-- EXTRACTED DATA start --

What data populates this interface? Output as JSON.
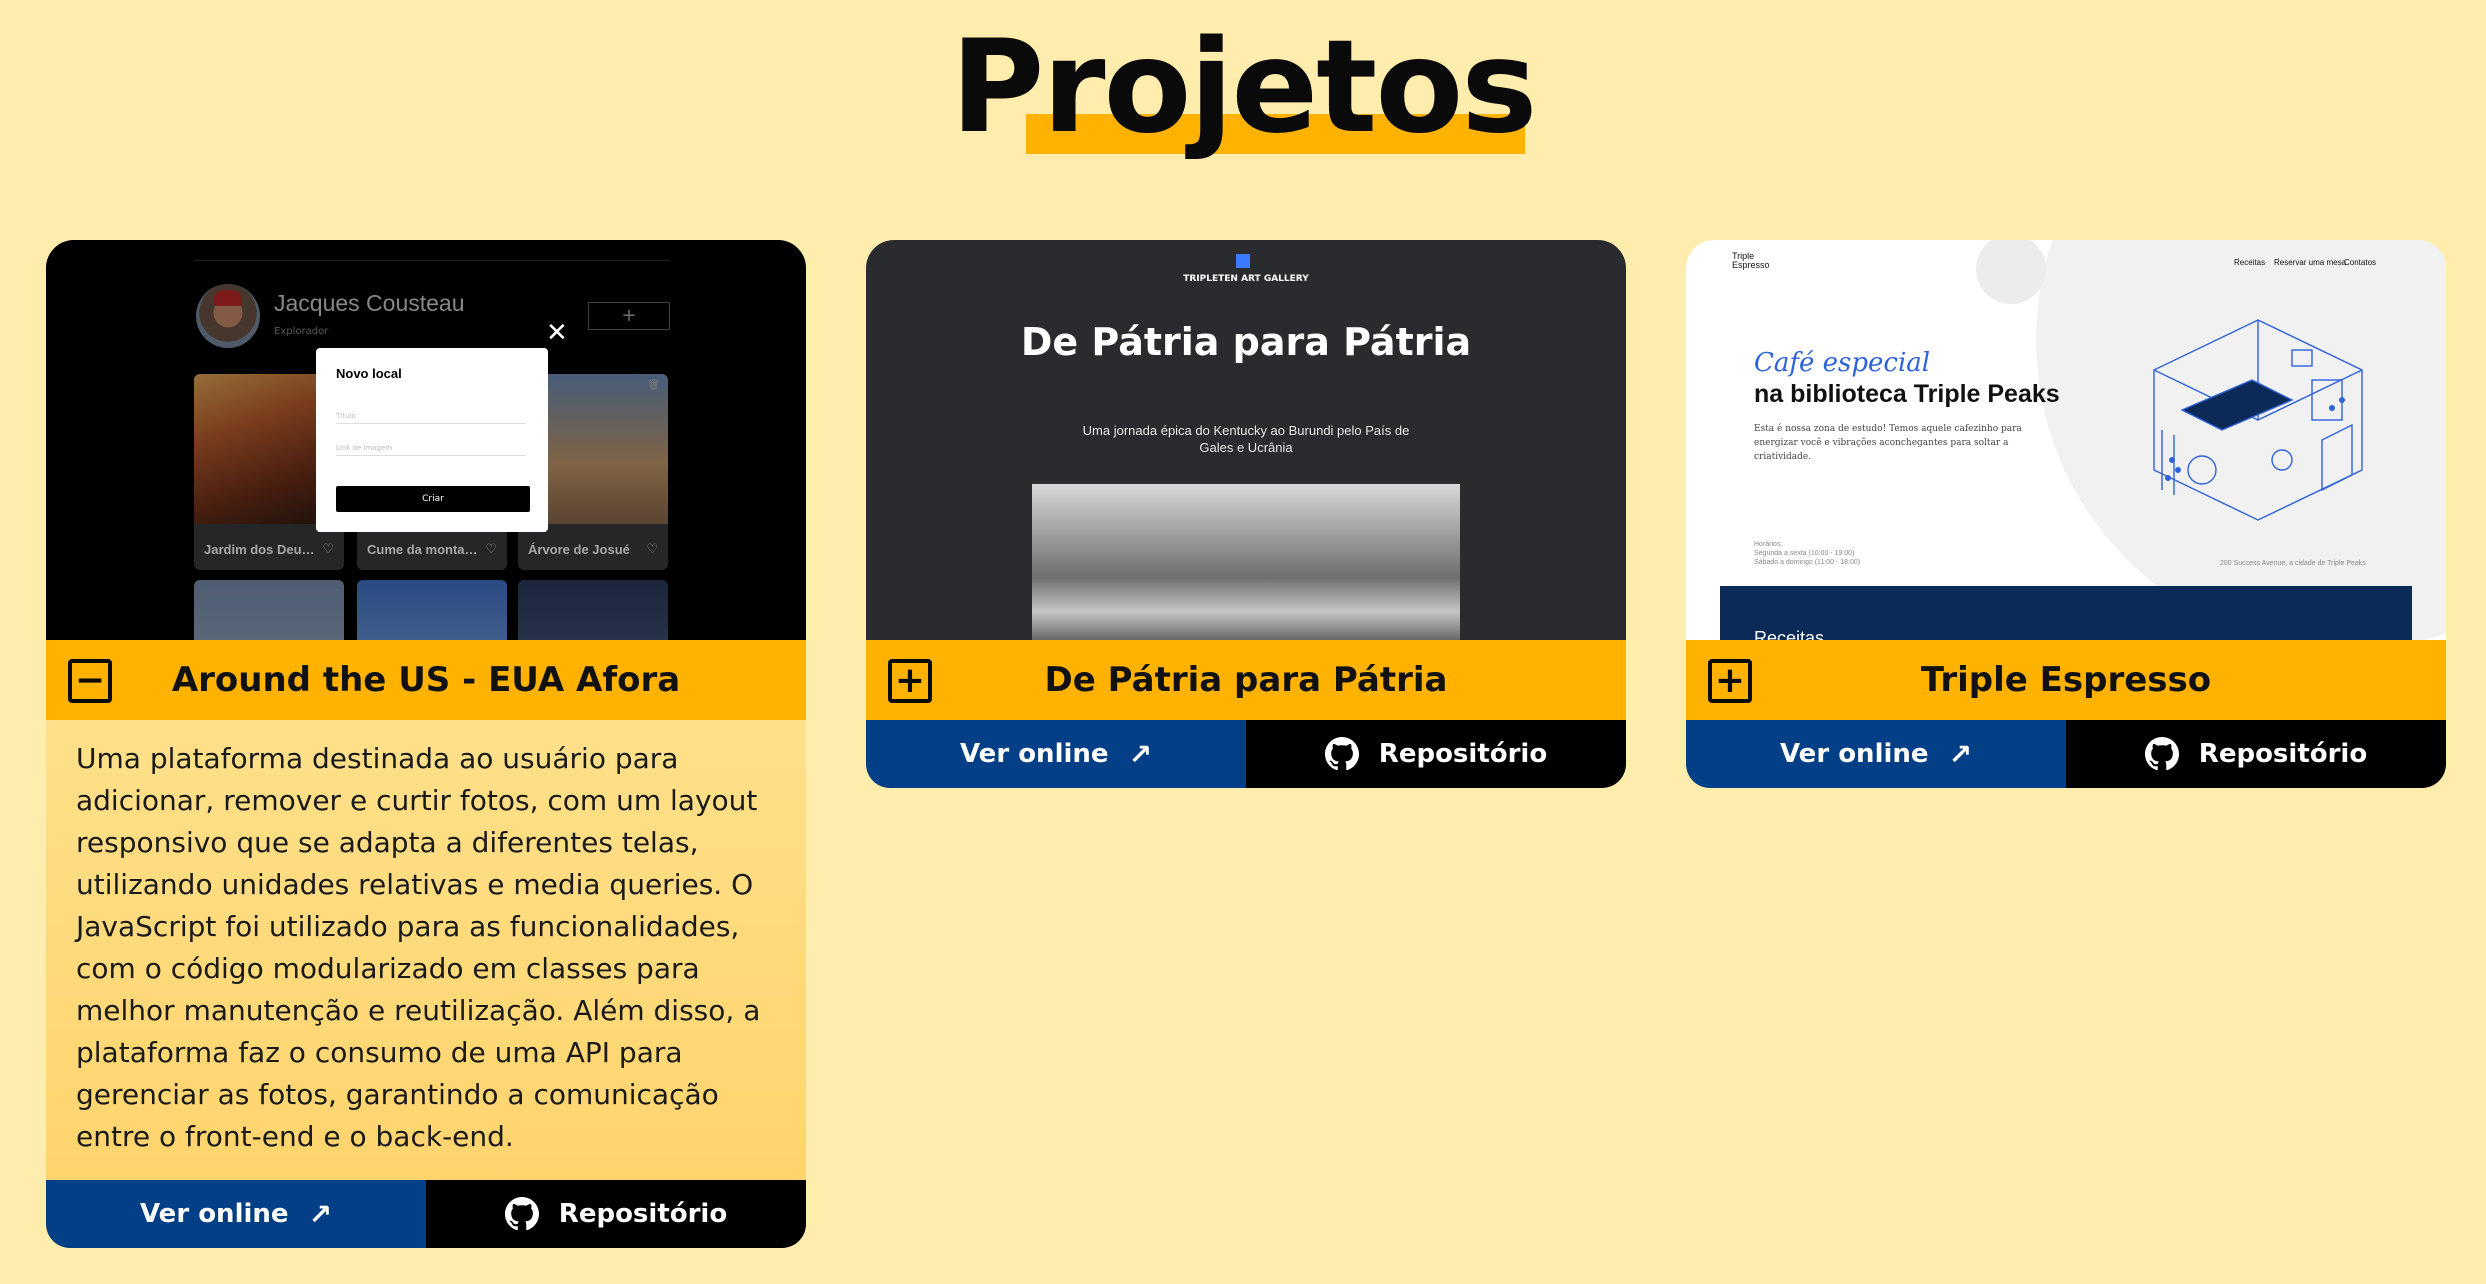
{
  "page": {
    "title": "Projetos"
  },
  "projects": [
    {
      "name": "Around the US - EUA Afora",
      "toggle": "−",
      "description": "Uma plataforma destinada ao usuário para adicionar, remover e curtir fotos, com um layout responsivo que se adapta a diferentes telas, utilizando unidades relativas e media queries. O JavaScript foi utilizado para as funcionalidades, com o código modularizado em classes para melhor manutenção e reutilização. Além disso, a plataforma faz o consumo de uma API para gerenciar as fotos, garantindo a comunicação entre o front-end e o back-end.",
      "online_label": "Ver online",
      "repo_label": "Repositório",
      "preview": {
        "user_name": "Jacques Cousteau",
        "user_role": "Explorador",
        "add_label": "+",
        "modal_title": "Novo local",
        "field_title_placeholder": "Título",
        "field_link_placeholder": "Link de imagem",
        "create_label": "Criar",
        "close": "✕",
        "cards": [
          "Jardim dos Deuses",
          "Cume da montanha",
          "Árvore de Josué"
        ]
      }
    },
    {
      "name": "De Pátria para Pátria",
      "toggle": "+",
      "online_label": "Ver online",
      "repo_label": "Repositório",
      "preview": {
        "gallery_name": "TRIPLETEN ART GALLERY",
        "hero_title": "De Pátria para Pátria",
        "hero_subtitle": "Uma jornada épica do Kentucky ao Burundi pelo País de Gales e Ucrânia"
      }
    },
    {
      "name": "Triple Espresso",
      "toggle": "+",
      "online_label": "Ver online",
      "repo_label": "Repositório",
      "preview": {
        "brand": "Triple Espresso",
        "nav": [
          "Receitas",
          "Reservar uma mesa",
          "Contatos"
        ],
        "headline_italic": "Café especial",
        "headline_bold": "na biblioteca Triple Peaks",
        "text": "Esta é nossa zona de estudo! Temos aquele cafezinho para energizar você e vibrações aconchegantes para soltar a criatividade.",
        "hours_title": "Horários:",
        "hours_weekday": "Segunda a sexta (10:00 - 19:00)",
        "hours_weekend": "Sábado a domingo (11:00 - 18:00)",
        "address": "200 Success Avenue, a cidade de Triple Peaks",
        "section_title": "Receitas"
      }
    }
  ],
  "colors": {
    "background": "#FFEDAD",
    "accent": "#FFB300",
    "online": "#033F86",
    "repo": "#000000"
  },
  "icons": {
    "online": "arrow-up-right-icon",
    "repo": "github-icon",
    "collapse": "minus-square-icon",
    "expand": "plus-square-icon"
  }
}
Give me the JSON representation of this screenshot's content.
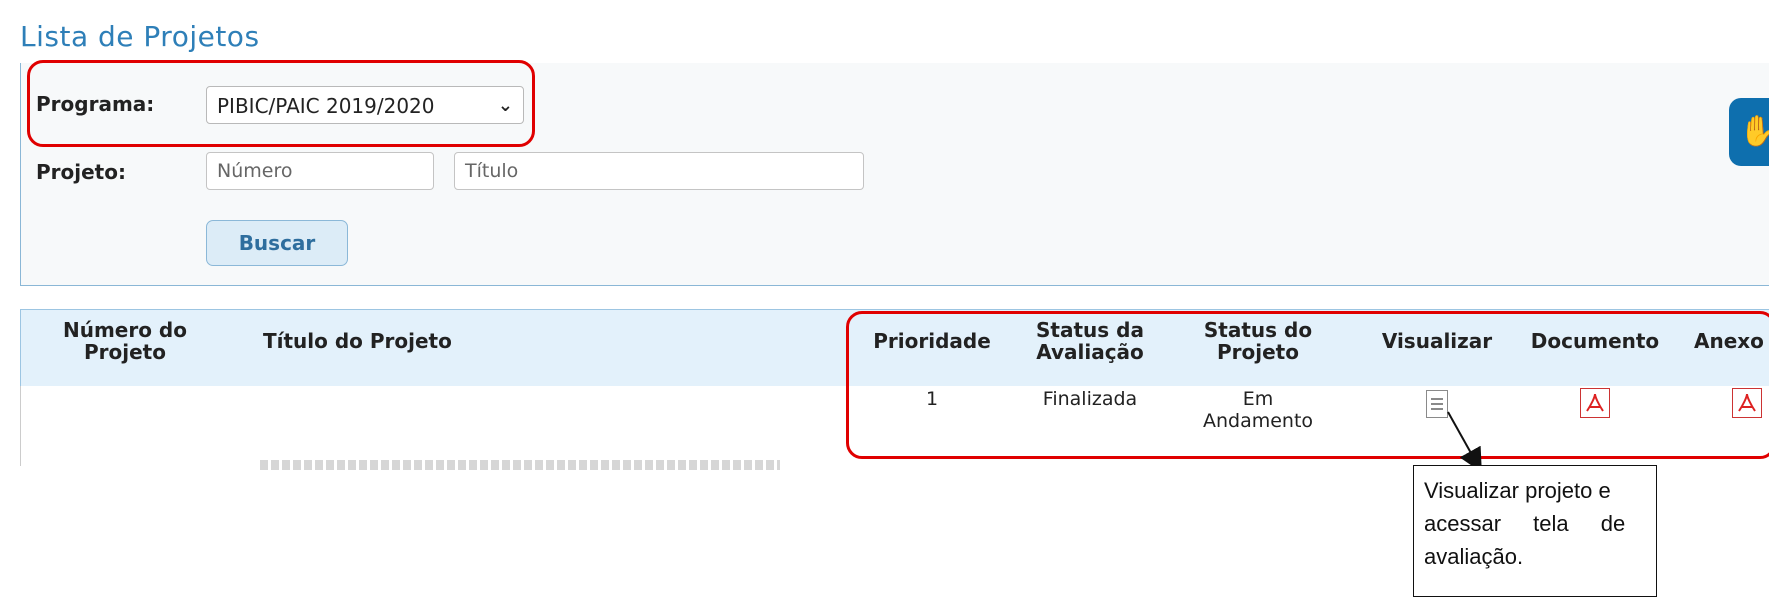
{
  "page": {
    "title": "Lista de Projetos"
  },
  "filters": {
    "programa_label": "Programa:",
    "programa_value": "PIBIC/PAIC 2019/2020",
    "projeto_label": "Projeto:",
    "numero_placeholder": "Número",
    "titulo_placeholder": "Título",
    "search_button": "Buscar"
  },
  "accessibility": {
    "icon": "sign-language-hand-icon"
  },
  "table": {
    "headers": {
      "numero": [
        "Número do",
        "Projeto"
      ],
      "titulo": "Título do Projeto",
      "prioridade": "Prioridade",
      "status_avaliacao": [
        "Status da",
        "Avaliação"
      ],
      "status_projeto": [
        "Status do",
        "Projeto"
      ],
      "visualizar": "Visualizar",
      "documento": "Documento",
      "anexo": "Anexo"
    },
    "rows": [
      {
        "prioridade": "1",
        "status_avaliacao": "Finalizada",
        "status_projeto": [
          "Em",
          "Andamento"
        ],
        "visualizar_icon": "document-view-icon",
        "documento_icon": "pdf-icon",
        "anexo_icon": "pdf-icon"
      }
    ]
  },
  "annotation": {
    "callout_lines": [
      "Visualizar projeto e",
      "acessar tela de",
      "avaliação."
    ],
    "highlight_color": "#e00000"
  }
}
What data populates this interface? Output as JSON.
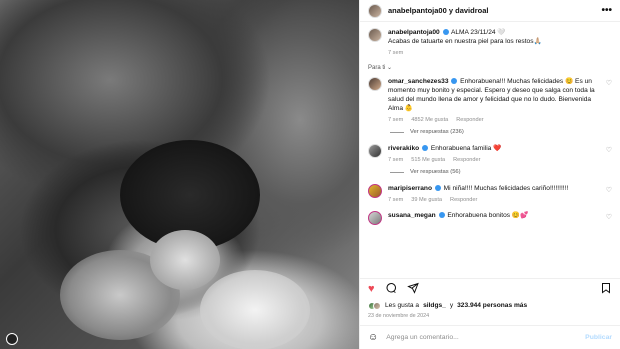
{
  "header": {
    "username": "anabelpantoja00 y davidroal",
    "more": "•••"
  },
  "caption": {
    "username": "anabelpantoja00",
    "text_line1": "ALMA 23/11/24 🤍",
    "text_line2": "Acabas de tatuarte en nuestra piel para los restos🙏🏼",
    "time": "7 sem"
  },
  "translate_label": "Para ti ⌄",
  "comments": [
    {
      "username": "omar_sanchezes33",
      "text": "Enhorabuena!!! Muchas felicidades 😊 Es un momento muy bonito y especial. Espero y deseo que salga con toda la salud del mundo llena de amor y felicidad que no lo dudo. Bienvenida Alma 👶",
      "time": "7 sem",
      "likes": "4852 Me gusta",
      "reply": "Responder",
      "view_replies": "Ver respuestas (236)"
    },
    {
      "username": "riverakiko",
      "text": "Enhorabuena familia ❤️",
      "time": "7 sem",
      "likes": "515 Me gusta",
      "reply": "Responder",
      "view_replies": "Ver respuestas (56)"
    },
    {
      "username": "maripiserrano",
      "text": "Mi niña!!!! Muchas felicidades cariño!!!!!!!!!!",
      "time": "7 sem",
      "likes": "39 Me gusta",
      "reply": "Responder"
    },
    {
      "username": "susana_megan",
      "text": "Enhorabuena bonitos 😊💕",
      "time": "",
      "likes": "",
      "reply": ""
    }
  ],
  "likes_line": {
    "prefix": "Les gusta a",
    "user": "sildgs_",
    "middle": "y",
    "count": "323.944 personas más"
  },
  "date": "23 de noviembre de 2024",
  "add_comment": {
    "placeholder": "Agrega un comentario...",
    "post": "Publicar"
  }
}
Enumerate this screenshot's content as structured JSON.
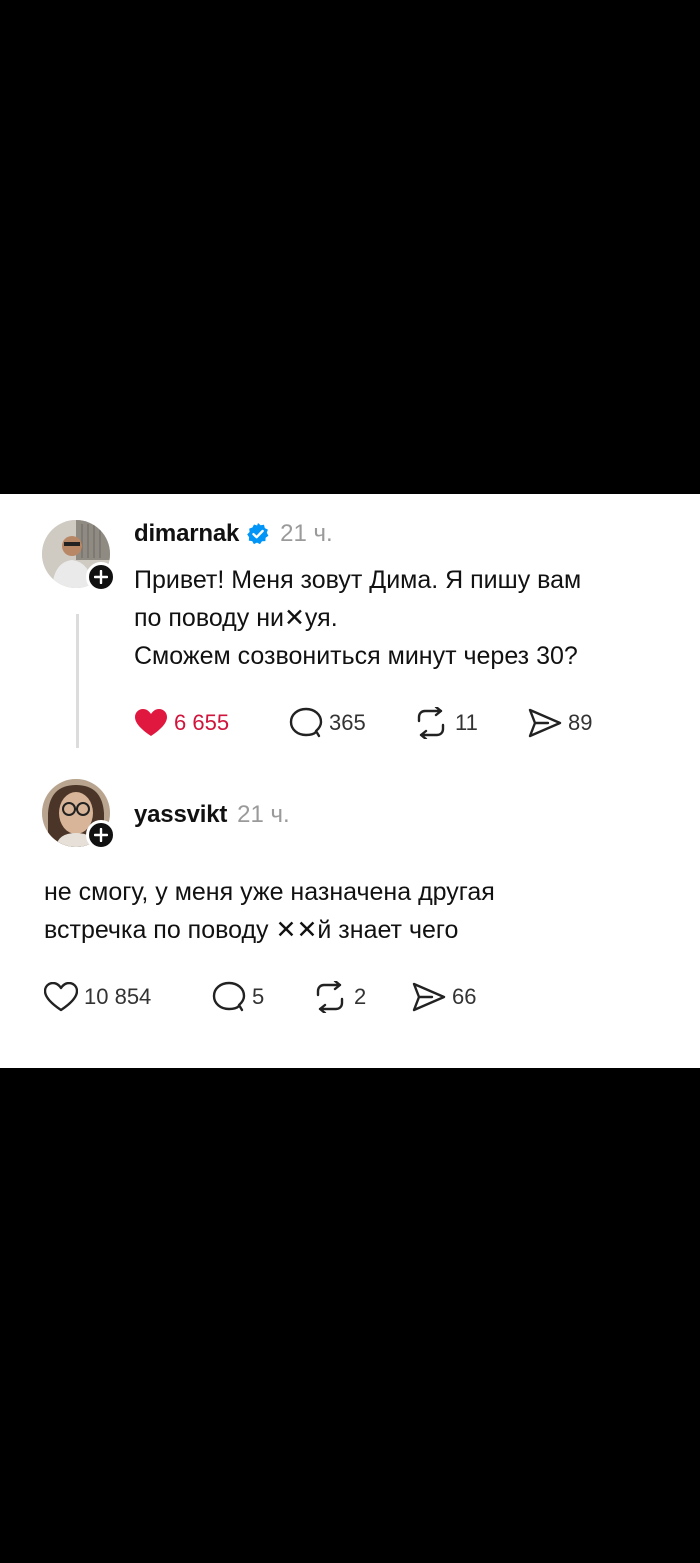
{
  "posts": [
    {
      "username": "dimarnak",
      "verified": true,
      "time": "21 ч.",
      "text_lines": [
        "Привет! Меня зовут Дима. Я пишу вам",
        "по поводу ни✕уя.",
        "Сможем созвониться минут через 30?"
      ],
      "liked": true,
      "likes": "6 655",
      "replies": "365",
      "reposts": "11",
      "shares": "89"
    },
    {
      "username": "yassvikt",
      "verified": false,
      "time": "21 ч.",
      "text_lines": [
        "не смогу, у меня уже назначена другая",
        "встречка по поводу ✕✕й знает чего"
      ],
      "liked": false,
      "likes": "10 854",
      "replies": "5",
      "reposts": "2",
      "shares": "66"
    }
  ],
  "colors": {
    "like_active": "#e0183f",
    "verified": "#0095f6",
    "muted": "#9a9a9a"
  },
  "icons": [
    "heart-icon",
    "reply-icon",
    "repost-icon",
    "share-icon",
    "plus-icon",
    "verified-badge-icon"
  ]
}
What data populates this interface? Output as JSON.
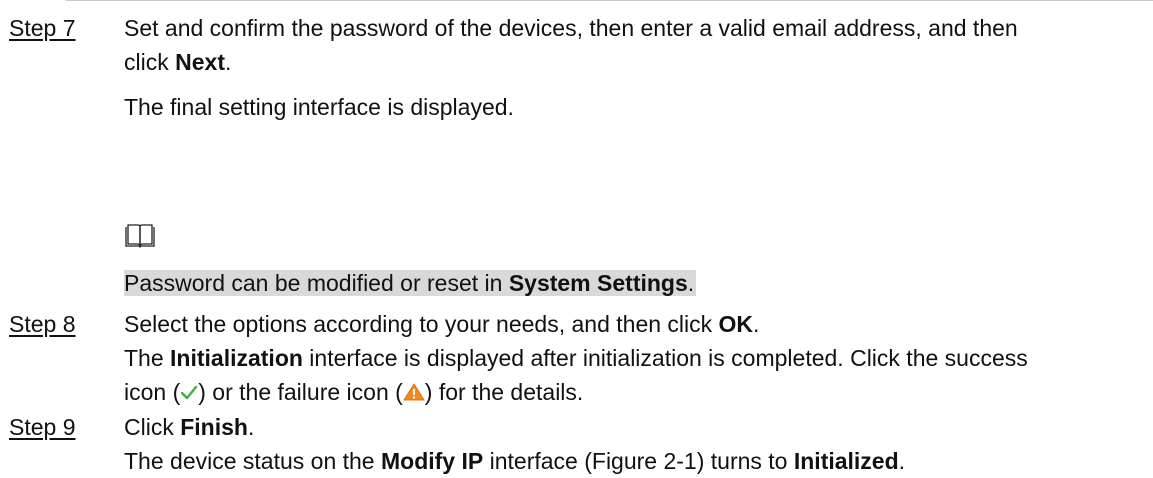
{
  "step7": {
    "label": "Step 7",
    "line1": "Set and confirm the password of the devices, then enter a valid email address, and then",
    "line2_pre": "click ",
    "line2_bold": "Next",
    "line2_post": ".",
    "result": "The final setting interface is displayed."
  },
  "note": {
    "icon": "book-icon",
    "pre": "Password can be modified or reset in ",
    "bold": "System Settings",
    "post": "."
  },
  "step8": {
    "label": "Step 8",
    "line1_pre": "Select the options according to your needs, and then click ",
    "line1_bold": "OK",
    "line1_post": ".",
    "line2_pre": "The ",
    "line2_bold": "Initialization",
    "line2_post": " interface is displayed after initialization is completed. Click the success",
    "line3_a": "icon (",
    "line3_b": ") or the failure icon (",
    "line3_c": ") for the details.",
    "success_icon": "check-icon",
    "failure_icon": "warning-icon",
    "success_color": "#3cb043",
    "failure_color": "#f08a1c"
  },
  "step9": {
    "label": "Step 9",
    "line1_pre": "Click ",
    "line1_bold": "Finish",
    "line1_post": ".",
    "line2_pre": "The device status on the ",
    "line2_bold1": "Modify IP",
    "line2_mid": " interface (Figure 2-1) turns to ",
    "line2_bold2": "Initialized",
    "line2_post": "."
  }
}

-- EXTRACTED DATA end --

▶ EXERCISE OBJECTIVE:
Look through the entries and return every line where "Enhorabuena" appears.

▶ EXPECTED OUTPUT:
      "text": "Enhorabuena!!! Muchas felicidades 😊 Es un momento muy bonito y especial. Espero y deseo que salga con toda la salud del mundo llena de amor y felicidad que no lo dudo. Bienvenida Alma 👶",
      "text": "Enhorabuena familia ❤️",
      "text": "Enhorabuena bonitos 😊💕",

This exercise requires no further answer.